> [Job]:
Locate the line that contains "Convert this document image to plain text." in the data that follows. Copy it and every subsequent line to the end, exactly, excluding pictures.

> [Stored records]:
+===+
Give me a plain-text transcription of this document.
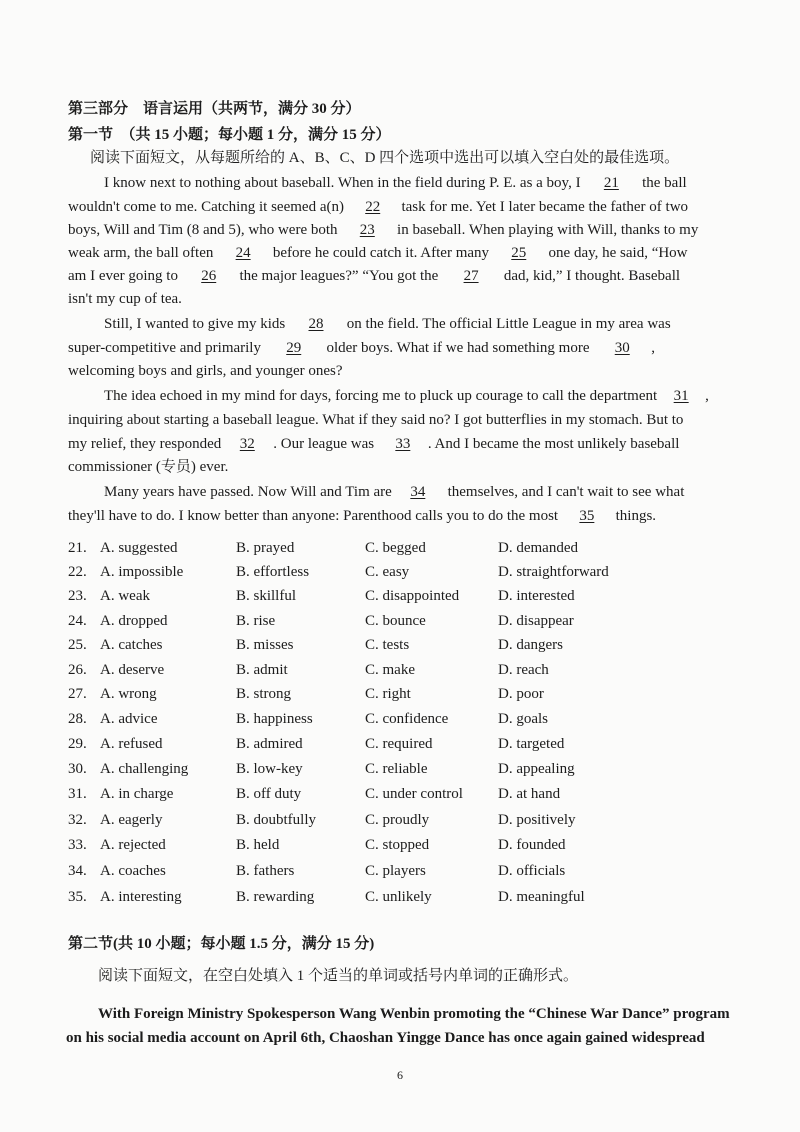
第三部分　语言运用（共两节，满分 30 分）
第一节　（共 15 小题；每小题 1 分，满分 15 分）
阅读下面短文，从每题所给的 A、B、C、D 四个选项中选出可以填入空白处的最佳选项。
I know next to nothing about baseball. When in the field during P. E. as a boy, I 21 the ball
wouldn't come to me. Catching it seemed a(n) 22 task for me. Yet I later became the father of two
boys, Will and Tim (8 and 5), who were both 23 in baseball. When playing with Will, thanks to my
weak arm, the ball often 24 before he could catch it. After many 25 one day, he said, “How
am I ever going to 26 the major leagues?” “You got the 27 dad, kid,” I thought. Baseball
isn't my cup of tea.
Still, I wanted to give my kids 28 on the field. The official Little League in my area was
super-competitive and primarily 29 older boys. What if we had something more 30 ,
welcoming boys and girls, and younger ones?
The idea echoed in my mind for days, forcing me to pluck up courage to call the department 31 ,
inquiring about starting a baseball league. What if they said no? I got butterflies in my stomach. But to
my relief, they responded 32 . Our league was 33 . And I became the most unlikely baseball
commissioner (专员) ever.
Many years have passed. Now Will and Tim are 34 themselves, and I can't wait to see what
they'll have to do. I know better than anyone: Parenthood calls you to do the most 35 things.
21. A. suggested	B. prayed	C. begged	D. demanded
22. A. impossible	B. effortless	C. easy	D. straightforward
23. A. weak	B. skillful	C. disappointed	D. interested
24. A. dropped	B. rise	C. bounce	D. disappear
25. A. catches	B. misses	C. tests	D. dangers
26. A. deserve	B. admit	C. make	D. reach
27. A. wrong	B. strong	C. right	D. poor
28. A. advice	B. happiness	C. confidence	D. goals
29. A. refused	B. admired	C. required	D. targeted
30. A. challenging	B. low-key	C. reliable	D. appealing
31. A. in charge	B. off duty	C. under control D. at hand
32. A. eagerly	B. doubtfully	C. proudly	D. positively
33. A. rejected	B. held	C. stopped	D. founded
34. A. coaches	B. fathers	C. players	D. officials
35. A. interesting	B. rewarding	C. unlikely	D. meaningful
第二节(共 10 小题；每小题 1.5 分，满分 15 分)
阅读下面短文，在空白处填入 1 个适当的单词或括号内单词的正确形式。
With Foreign Ministry Spokesperson Wang Wenbin promoting the “Chinese War Dance” program
on his social media account on April 6th, Chaoshan Yingge Dance has once again gained widespread
6
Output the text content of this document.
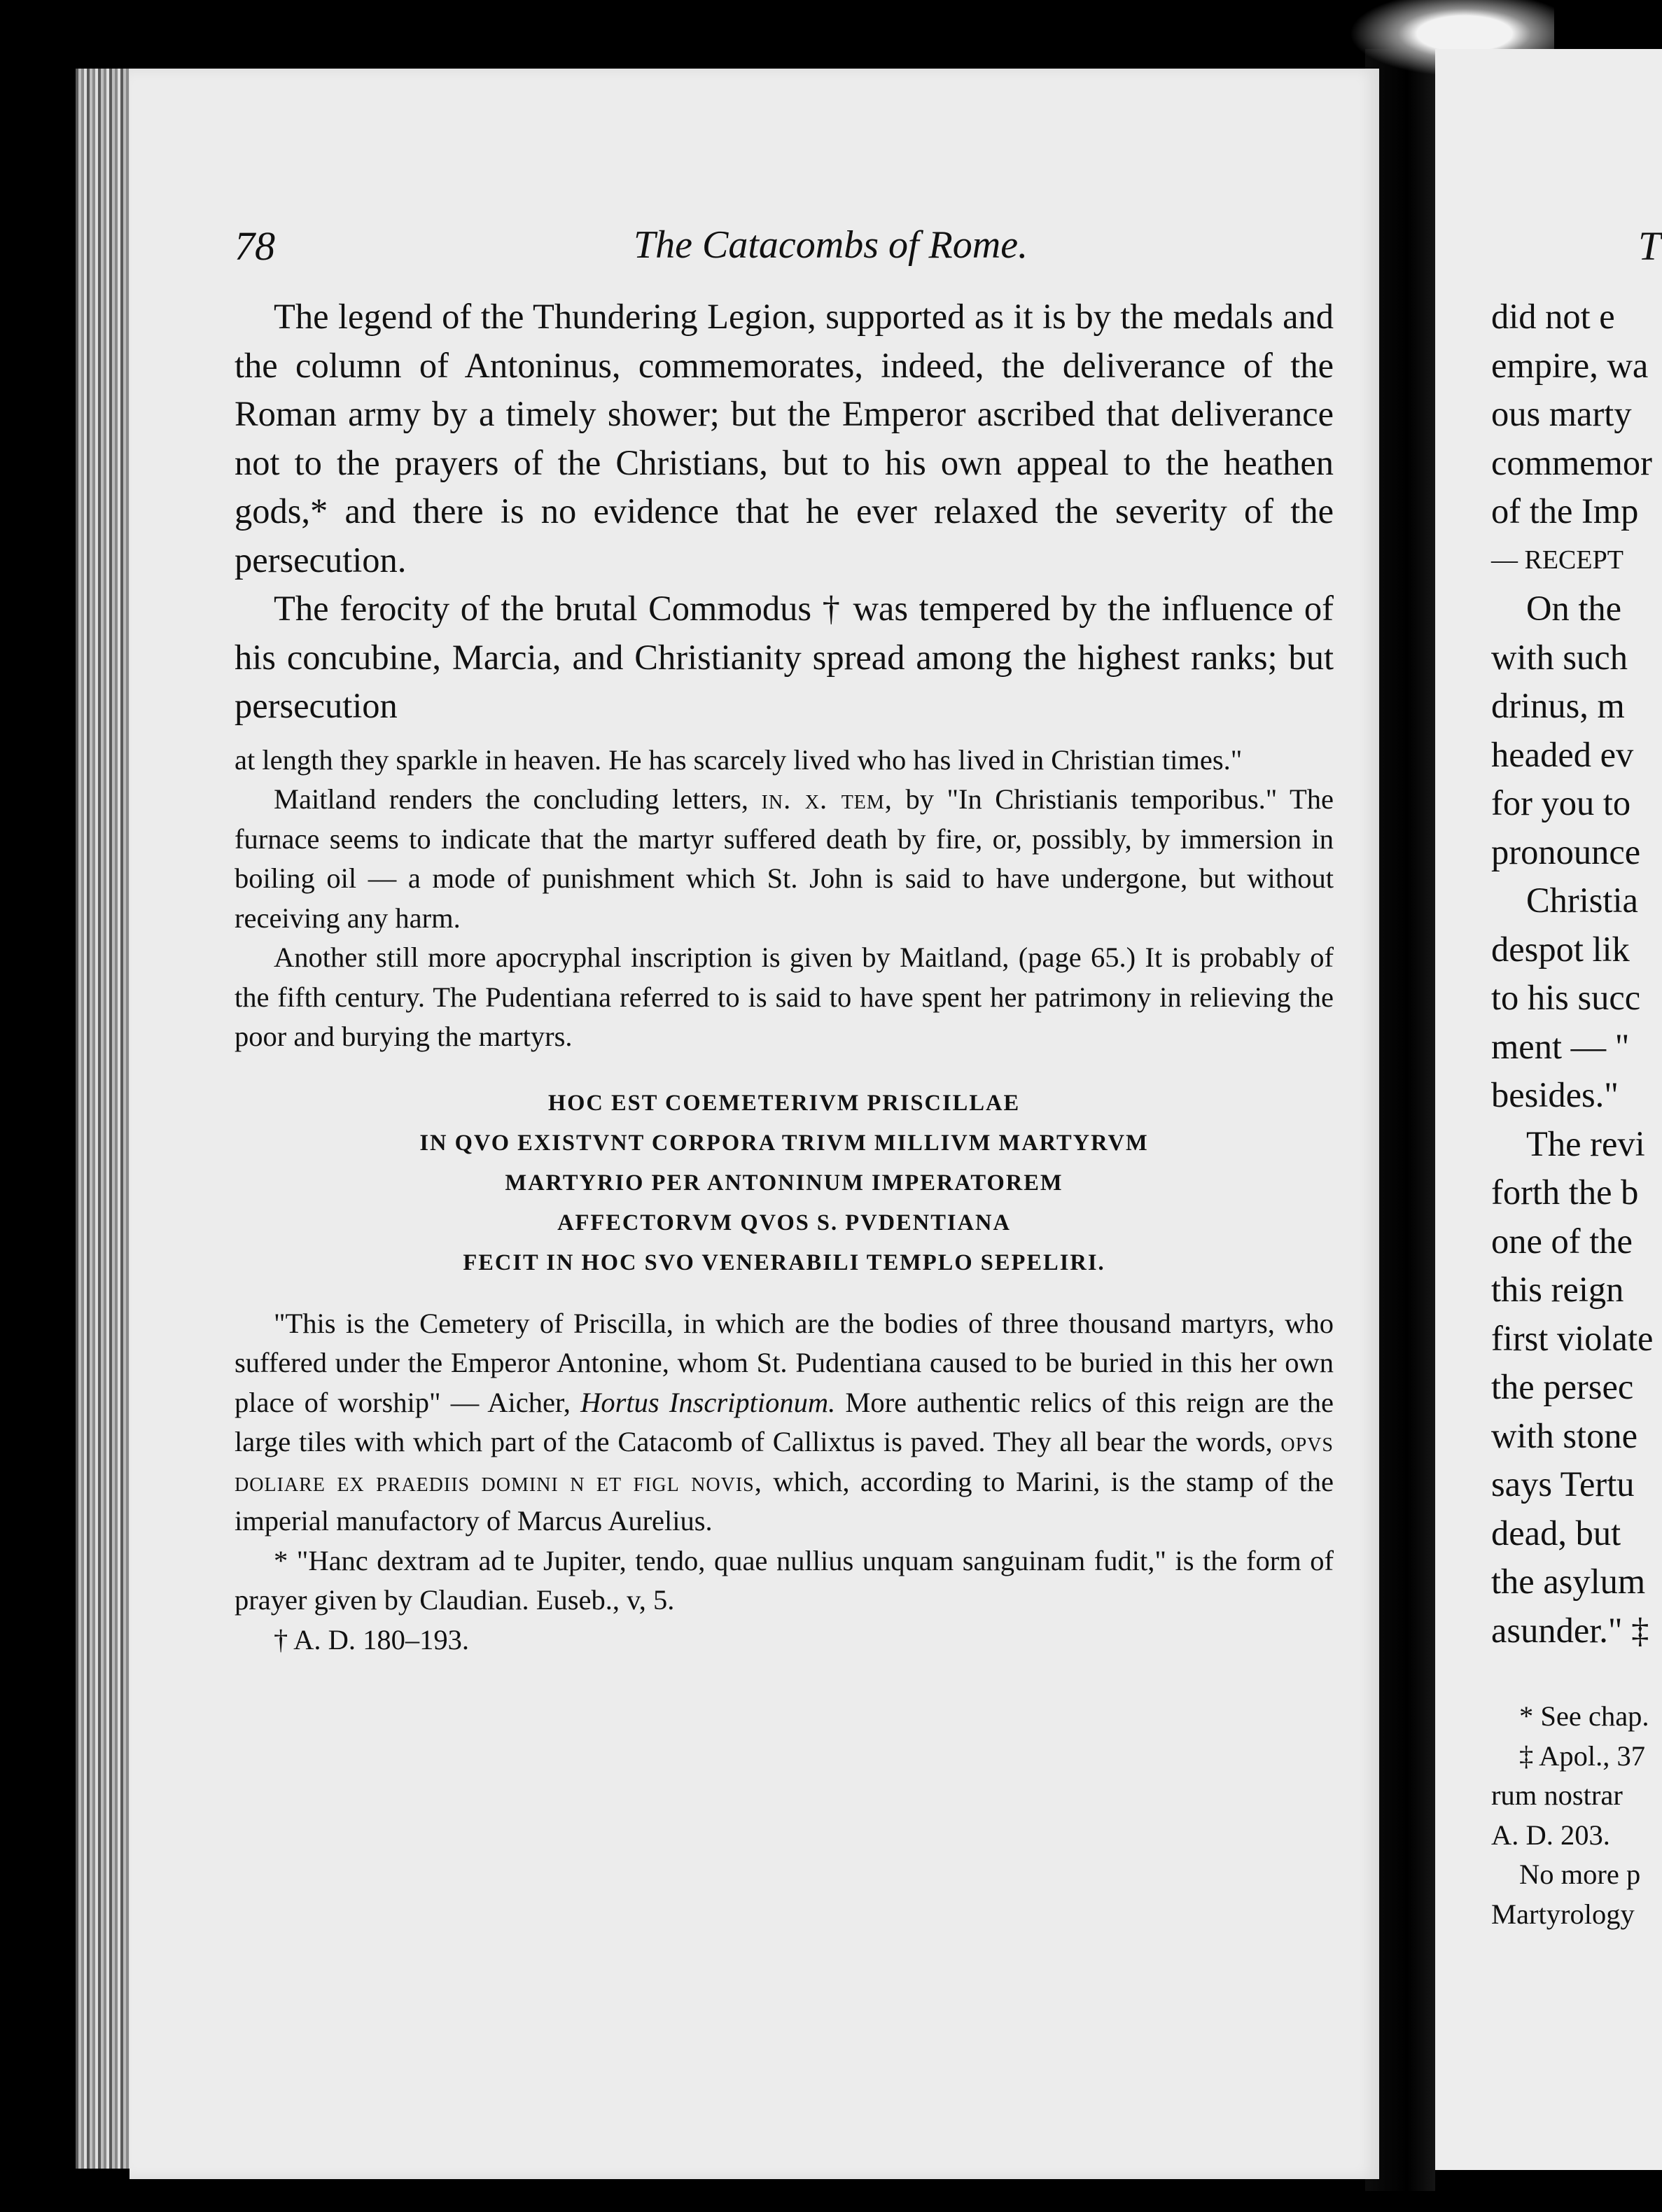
78	The Catacombs of Rome.

The legend of the Thundering Legion, supported as it is by the medals and the column of Antoninus, commemorates, indeed, the deliverance of the Roman army by a timely shower; but the Emperor ascribed that deliverance not to the prayers of the Christians, but to his own appeal to the heathen gods,* and there is no evidence that he ever relaxed the severity of the persecution.

The ferocity of the brutal Commodus † was tempered by the influence of his concubine, Marcia, and Christianity spread among the highest ranks; but persecution

at length they sparkle in heaven. He has scarcely lived who has lived in Christian times."

Maitland renders the concluding letters, in. x. tem, by "In Christianis temporibus." The furnace seems to indicate that the martyr suffered death by fire, or, possibly, by immersion in boiling oil — a mode of punishment which St. John is said to have undergone, but without receiving any harm.

Another still more apocryphal inscription is given by Maitland, (page 65.) It is probably of the fifth century. The Pudentiana referred to is said to have spent her patrimony in relieving the poor and burying the martyrs.

HOC EST COEMETERIVM PRISCILLAE

IN QVO EXISTVNT CORPORA TRIVM MILLIVM MARTYRVM

MARTYRIO PER ANTONINUM IMPERATOREM

AFFECTORVM QVOS S. PVDENTIANA

FECIT IN HOC SVO VENERABILI TEMPLO SEPELIRI.

"This is the Cemetery of Priscilla, in which are the bodies of three thousand martyrs, who suffered under the Emperor Antonine, whom St. Pudentiana caused to be buried in this her own place of worship" — Aicher, Hortus Inscriptionum. More authentic relics of this reign are the large tiles with which part of the Catacomb of Callixtus is paved. They all bear the words, opvs doliare ex praediis domini n et figl novis, which, according to Marini, is the stamp of the imperial manufactory of Marcus Aurelius.

* "Hanc dextram ad te Jupiter, tendo, quae nullius unquam sanguinam fudit," is the form of prayer given by Claudian. Euseb., v, 5.

† A. D. 180–193.

T
did not e
empire, wa
ous marty
commemor
of the Imp
— RECEPT
On the
with such
drinus, m
headed ev
for you to
pronounce
Christia
despot lik
to his succ
ment — "
besides."
The revi
forth the b
one of the
this reign
first violate
the persec
with stone
says Tertu
dead, but
the asylum
asunder." ‡
* See chap.
‡ Apol., 37
rum nostrar
A. D. 203.
No more p
Martyrology
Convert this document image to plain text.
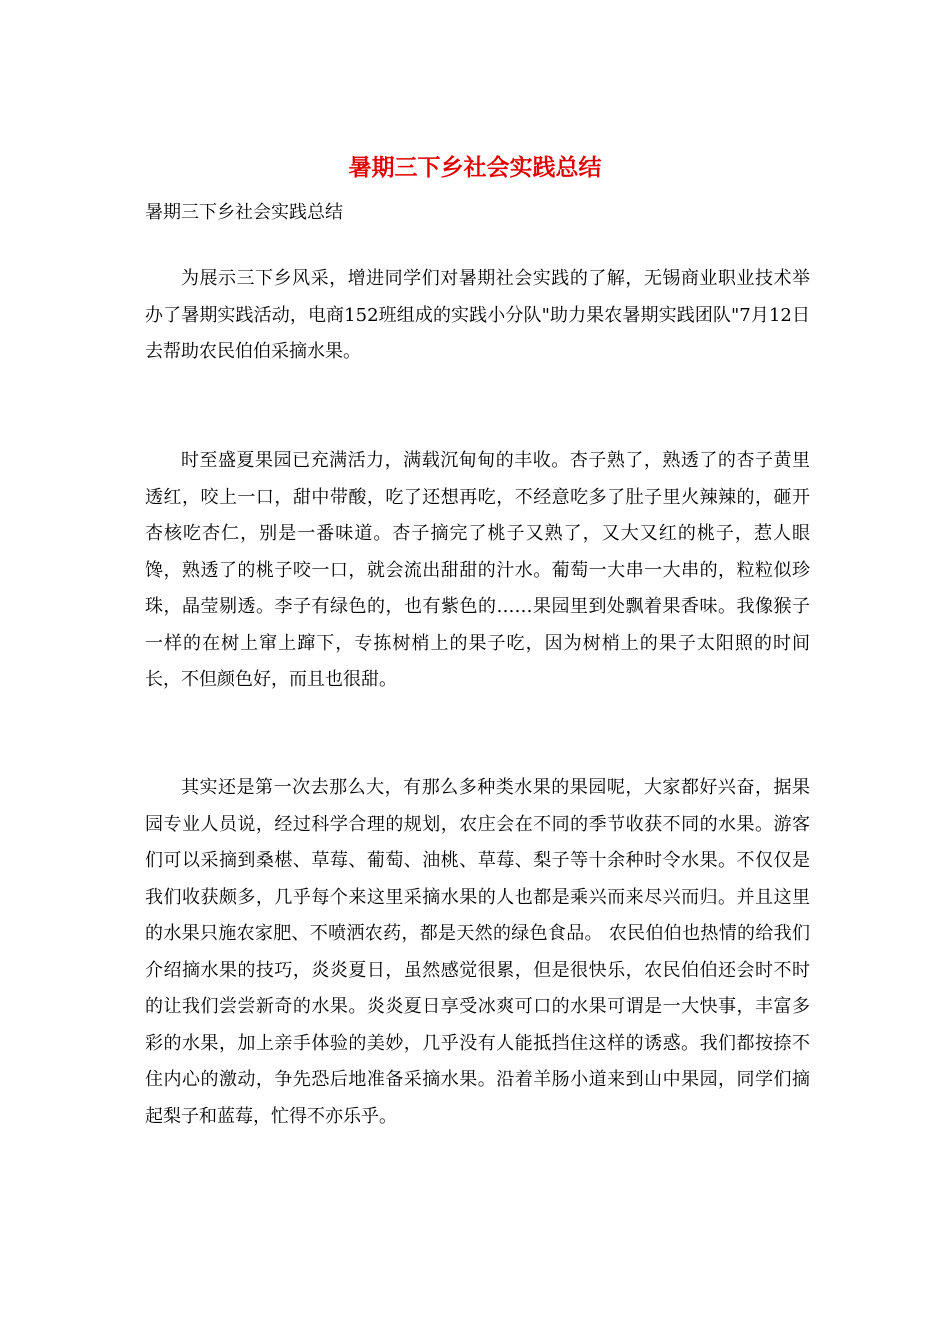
暑期三下乡社会实践总结

暑期三下乡社会实践总结

为展示三下乡风采，增进同学们对暑期社会实践的了解，无锡商业职业技术举办了暑期实践活动，电商152班组成的实践小分队"助力果农暑期实践团队"7月12日去帮助农民伯伯采摘水果。

时至盛夏果园已充满活力，满载沉甸甸的丰收。杏子熟了，熟透了的杏子黄里透红，咬上一口，甜中带酸，吃了还想再吃，不经意吃多了肚子里火辣辣的，砸开杏核吃杏仁，别是一番味道。杏子摘完了桃子又熟了，又大又红的桃子，惹人眼馋，熟透了的桃子咬一口，就会流出甜甜的汁水。葡萄一大串一大串的，粒粒似珍珠，晶莹剔透。李子有绿色的，也有紫色的……果园里到处飘着果香味。我像猴子一样的在树上窜上蹿下，专拣树梢上的果子吃，因为树梢上的果子太阳照的时间长，不但颜色好，而且也很甜。

其实还是第一次去那么大，有那么多种类水果的果园呢，大家都好兴奋，据果园专业人员说，经过科学合理的规划，农庄会在不同的季节收获不同的水果。游客们可以采摘到桑椹、草莓、葡萄、油桃、草莓、梨子等十余种时令水果。不仅仅是我们收获颇多，几乎每个来这里采摘水果的人也都是乘兴而来尽兴而归。并且这里的水果只施农家肥、不喷洒农药，都是天然的绿色食品。 农民伯伯也热情的给我们介绍摘水果的技巧，炎炎夏日，虽然感觉很累，但是很快乐，农民伯伯还会时不时的让我们尝尝新奇的水果。炎炎夏日享受冰爽可口的水果可谓是一大快事，丰富多彩的水果，加上亲手体验的美妙，几乎没有人能抵挡住这样的诱惑。我们都按捺不住内心的激动，争先恐后地准备采摘水果。沿着羊肠小道来到山中果园，同学们摘起梨子和蓝莓，忙得不亦乐乎。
+===+
> [Solved exercise]:
Convert this document image to plain text.
暑期三下乡社会实践总结

暑期三下乡社会实践总结

为展示三下乡风采，增进同学们对暑期社会实践的了解，无锡商业职业技术举办了暑期实践活动，电商152班组成的实践小分队"助力果农暑期实践团队"7月12日去帮助农民伯伯采摘水果。

时至盛夏果园已充满活力，满载沉甸甸的丰收。杏子熟了，熟透了的杏子黄里透红，咬上一口，甜中带酸，吃了还想再吃，不经意吃多了肚子里火辣辣的，砸开杏核吃杏仁，别是一番味道。杏子摘完了桃子又熟了，又大又红的桃子，惹人眼馋，熟透了的桃子咬一口，就会流出甜甜的汁水。葡萄一大串一大串的，粒粒似珍珠，晶莹剔透。李子有绿色的，也有紫色的……果园里到处飘着果香味。我像猴子一样的在树上窜上蹿下，专拣树梢上的果子吃，因为树梢上的果子太阳照的时间长，不但颜色好，而且也很甜。

其实还是第一次去那么大，有那么多种类水果的果园呢，大家都好兴奋，据果园专业人员说，经过科学合理的规划，农庄会在不同的季节收获不同的水果。游客们可以采摘到桑椹、草莓、葡萄、油桃、草莓、梨子等十余种时令水果。不仅仅是我们收获颇多，几乎每个来这里采摘水果的人也都是乘兴而来尽兴而归。并且这里的水果只施农家肥、不喷洒农药，都是天然的绿色食品。 农民伯伯也热情的给我们介绍摘水果的技巧，炎炎夏日，虽然感觉很累，但是很快乐，农民伯伯还会时不时的让我们尝尝新奇的水果。炎炎夏日享受冰爽可口的水果可谓是一大快事，丰富多彩的水果，加上亲手体验的美妙，几乎没有人能抵挡住这样的诱惑。我们都按捺不住内心的激动，争先恐后地准备采摘水果。沿着羊肠小道来到山中果园，同学们摘起梨子和蓝莓，忙得不亦乐乎。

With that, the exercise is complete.